● **WHAT TO WORK ON**:
Look through the lines below and state how many hold the word "software". Write only the number.

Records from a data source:
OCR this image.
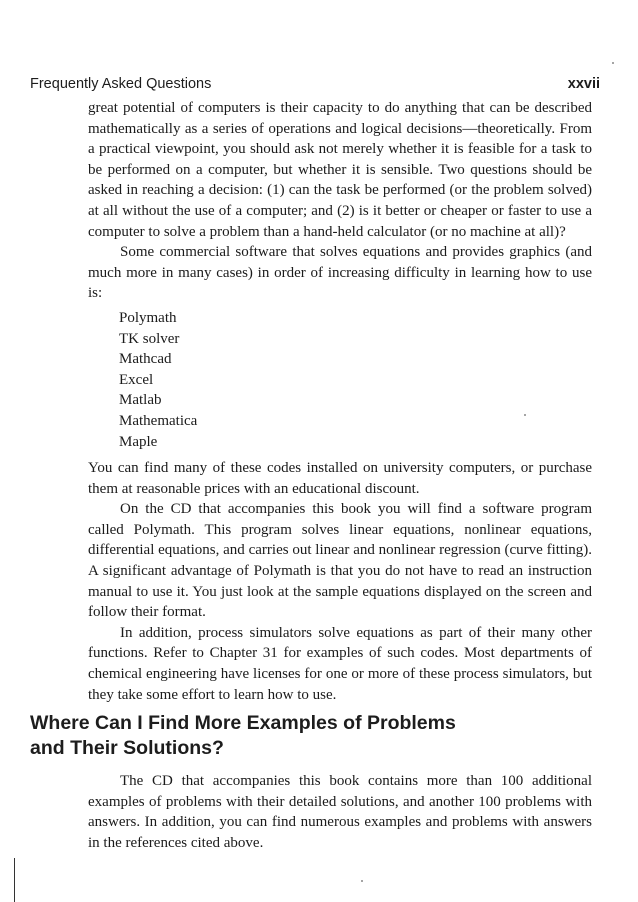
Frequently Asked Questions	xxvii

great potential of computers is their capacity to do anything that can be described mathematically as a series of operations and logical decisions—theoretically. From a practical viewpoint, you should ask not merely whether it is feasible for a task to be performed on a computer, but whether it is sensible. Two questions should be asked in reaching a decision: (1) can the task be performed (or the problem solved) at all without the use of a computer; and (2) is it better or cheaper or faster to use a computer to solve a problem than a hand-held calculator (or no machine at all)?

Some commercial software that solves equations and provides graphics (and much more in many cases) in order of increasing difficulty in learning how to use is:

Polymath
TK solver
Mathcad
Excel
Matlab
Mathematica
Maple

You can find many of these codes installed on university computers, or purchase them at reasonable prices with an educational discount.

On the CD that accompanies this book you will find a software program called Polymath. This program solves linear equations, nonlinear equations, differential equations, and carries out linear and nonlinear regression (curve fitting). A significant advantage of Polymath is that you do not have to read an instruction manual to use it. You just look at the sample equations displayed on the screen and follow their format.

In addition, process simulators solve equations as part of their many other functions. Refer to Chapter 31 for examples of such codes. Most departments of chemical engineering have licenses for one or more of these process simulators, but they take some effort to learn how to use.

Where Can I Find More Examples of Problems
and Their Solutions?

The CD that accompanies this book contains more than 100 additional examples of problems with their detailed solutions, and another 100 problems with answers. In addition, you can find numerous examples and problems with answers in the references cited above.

...

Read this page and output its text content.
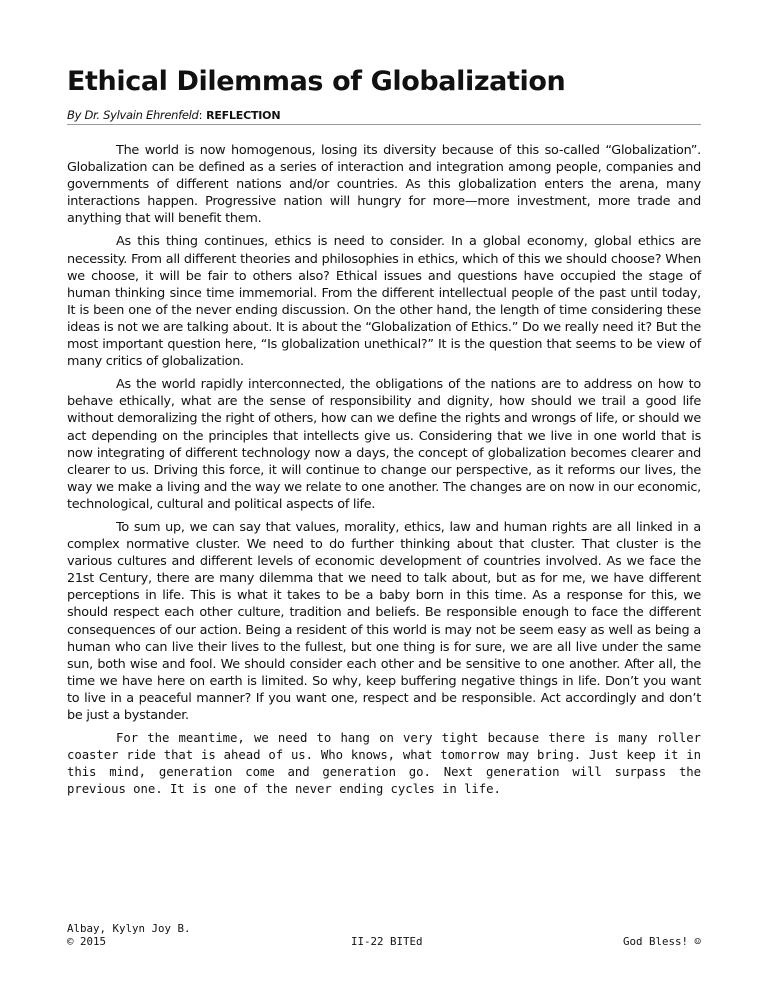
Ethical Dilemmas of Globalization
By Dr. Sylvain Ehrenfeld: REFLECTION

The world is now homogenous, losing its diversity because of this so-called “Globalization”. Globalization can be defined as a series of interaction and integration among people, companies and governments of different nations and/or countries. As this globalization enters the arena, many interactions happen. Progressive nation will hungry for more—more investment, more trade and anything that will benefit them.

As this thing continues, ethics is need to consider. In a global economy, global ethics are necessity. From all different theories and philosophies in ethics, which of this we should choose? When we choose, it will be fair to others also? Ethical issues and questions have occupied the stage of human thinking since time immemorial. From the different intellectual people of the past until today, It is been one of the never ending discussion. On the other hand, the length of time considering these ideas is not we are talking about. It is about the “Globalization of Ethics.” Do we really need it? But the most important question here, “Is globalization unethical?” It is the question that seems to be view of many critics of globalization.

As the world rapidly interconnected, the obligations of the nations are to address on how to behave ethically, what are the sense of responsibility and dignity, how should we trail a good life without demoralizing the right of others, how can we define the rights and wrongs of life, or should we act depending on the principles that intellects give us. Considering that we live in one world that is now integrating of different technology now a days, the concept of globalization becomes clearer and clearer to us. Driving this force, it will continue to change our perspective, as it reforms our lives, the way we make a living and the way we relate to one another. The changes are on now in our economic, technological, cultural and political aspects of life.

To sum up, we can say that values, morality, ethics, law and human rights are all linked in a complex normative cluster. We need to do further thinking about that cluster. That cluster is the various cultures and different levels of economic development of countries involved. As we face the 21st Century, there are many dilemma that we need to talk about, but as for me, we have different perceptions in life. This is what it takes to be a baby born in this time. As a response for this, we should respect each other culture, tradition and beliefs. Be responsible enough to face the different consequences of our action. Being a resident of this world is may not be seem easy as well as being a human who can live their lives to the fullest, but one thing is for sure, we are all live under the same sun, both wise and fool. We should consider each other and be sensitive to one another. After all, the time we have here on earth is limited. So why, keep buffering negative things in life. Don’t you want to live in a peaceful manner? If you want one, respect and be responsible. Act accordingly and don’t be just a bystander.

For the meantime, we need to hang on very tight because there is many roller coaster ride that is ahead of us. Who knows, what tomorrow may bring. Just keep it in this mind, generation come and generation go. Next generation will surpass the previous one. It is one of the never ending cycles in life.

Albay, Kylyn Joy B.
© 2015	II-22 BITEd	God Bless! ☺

● **WRITTEN REPLY**:
2